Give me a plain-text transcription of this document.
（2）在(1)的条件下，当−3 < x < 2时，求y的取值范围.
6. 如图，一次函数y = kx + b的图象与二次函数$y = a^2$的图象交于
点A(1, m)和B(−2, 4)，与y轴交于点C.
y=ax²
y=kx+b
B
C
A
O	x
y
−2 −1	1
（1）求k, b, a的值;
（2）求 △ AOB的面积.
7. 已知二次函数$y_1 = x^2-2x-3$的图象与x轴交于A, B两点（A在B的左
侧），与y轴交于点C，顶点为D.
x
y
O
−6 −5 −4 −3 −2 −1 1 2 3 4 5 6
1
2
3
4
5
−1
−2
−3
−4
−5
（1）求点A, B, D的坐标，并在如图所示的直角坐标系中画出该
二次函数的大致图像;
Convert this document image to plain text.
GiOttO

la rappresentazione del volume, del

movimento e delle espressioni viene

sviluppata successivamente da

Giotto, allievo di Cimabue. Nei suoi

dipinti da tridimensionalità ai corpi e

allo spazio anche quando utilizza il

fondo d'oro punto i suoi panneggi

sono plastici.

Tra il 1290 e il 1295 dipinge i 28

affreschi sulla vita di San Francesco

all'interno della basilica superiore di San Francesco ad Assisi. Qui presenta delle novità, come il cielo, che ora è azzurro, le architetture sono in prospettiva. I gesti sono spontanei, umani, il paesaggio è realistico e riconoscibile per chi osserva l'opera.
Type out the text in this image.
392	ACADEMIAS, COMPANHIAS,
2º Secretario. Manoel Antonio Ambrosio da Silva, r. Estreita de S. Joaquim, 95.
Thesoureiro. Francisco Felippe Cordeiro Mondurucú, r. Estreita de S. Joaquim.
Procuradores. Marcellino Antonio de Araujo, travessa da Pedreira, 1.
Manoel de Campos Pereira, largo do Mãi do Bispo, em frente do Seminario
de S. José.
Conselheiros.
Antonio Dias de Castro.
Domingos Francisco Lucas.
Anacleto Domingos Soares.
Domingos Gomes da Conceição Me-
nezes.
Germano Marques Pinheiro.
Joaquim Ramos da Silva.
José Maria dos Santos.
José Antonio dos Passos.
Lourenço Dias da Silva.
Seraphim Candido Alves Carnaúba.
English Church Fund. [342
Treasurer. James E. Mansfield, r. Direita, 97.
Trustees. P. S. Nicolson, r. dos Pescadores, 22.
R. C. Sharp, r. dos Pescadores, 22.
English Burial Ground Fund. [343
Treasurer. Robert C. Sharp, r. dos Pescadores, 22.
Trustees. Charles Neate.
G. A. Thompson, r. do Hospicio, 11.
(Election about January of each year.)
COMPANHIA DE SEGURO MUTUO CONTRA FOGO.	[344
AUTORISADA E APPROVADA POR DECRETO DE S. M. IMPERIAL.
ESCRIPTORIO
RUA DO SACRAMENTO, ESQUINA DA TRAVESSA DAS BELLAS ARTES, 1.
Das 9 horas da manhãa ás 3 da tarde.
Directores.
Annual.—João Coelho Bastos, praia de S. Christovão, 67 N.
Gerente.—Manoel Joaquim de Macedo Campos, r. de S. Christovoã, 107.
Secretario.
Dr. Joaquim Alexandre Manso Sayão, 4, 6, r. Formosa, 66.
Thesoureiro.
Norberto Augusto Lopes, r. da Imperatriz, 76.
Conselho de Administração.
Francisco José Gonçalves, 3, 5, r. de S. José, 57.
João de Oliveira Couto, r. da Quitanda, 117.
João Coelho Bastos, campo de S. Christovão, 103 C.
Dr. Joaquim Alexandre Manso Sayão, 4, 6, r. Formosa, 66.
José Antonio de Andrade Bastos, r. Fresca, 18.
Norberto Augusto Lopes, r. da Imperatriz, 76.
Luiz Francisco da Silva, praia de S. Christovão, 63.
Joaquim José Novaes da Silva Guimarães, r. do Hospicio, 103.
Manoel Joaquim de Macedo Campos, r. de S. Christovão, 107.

================================

**Given exercise:** Each record above should be repeated exactly as it appears.

**Result for this exercise:**
Give me a plain-text transcription of this document.
（2）在(1)的条件下，当−3 < x < 2时，求y的取值范围.
6. 如图，一次函数y = kx + b的图象与二次函数$y = a^2$的图象交于
点A(1, m)和B(−2, 4)，与y轴交于点C.
y=ax²
y=kx+b
B
C
A
O	x
y
−2 −1	1
（1）求k, b, a的值;
（2）求 △ AOB的面积.
7. 已知二次函数$y_1 = x^2-2x-3$的图象与x轴交于A, B两点（A在B的左
侧），与y轴交于点C，顶点为D.
x
y
O
−6 −5 −4 −3 −2 −1 1 2 3 4 5 6
1
2
3
4
5
−1
−2
−3
−4
−5
（1）求点A, B, D的坐标，并在如图所示的直角坐标系中画出该
二次函数的大致图像;
Convert this document image to plain text.
GiOttO

la rappresentazione del volume, del

movimento e delle espressioni viene

sviluppata successivamente da

Giotto, allievo di Cimabue. Nei suoi

dipinti da tridimensionalità ai corpi e

allo spazio anche quando utilizza il

fondo d'oro punto i suoi panneggi

sono plastici.

Tra il 1290 e il 1295 dipinge i 28

affreschi sulla vita di San Francesco

all'interno della basilica superiore di San Francesco ad Assisi. Qui presenta delle novità, come il cielo, che ora è azzurro, le architetture sono in prospettiva. I gesti sono spontanei, umani, il paesaggio è realistico e riconoscibile per chi osserva l'opera.
Type out the text in this image.
392	ACADEMIAS, COMPANHIAS,
2º Secretario. Manoel Antonio Ambrosio da Silva, r. Estreita de S. Joaquim, 95.
Thesoureiro. Francisco Felippe Cordeiro Mondurucú, r. Estreita de S. Joaquim.
Procuradores. Marcellino Antonio de Araujo, travessa da Pedreira, 1.
Manoel de Campos Pereira, largo do Mãi do Bispo, em frente do Seminario
de S. José.
Conselheiros.
Antonio Dias de Castro.
Domingos Francisco Lucas.
Anacleto Domingos Soares.
Domingos Gomes da Conceição Me-
nezes.
Germano Marques Pinheiro.
Joaquim Ramos da Silva.
José Maria dos Santos.
José Antonio dos Passos.
Lourenço Dias da Silva.
Seraphim Candido Alves Carnaúba.
English Church Fund. [342
Treasurer. James E. Mansfield, r. Direita, 97.
Trustees. P. S. Nicolson, r. dos Pescadores, 22.
R. C. Sharp, r. dos Pescadores, 22.
English Burial Ground Fund. [343
Treasurer. Robert C. Sharp, r. dos Pescadores, 22.
Trustees. Charles Neate.
G. A. Thompson, r. do Hospicio, 11.
(Election about January of each year.)
COMPANHIA DE SEGURO MUTUO CONTRA FOGO.	[344
AUTORISADA E APPROVADA POR DECRETO DE S. M. IMPERIAL.
ESCRIPTORIO
RUA DO SACRAMENTO, ESQUINA DA TRAVESSA DAS BELLAS ARTES, 1.
Das 9 horas da manhãa ás 3 da tarde.
Directores.
Annual.—João Coelho Bastos, praia de S. Christovão, 67 N.
Gerente.—Manoel Joaquim de Macedo Campos, r. de S. Christovoã, 107.
Secretario.
Dr. Joaquim Alexandre Manso Sayão, 4, 6, r. Formosa, 66.
Thesoureiro.
Norberto Augusto Lopes, r. da Imperatriz, 76.
Conselho de Administração.
Francisco José Gonçalves, 3, 5, r. de S. José, 57.
João de Oliveira Couto, r. da Quitanda, 117.
João Coelho Bastos, campo de S. Christovão, 103 C.
Dr. Joaquim Alexandre Manso Sayão, 4, 6, r. Formosa, 66.
José Antonio de Andrade Bastos, r. Fresca, 18.
Norberto Augusto Lopes, r. da Imperatriz, 76.
Luiz Francisco da Silva, praia de S. Christovão, 63.
Joaquim José Novaes da Silva Guimarães, r. do Hospicio, 103.
Manoel Joaquim de Macedo Campos, r. de S. Christovão, 107.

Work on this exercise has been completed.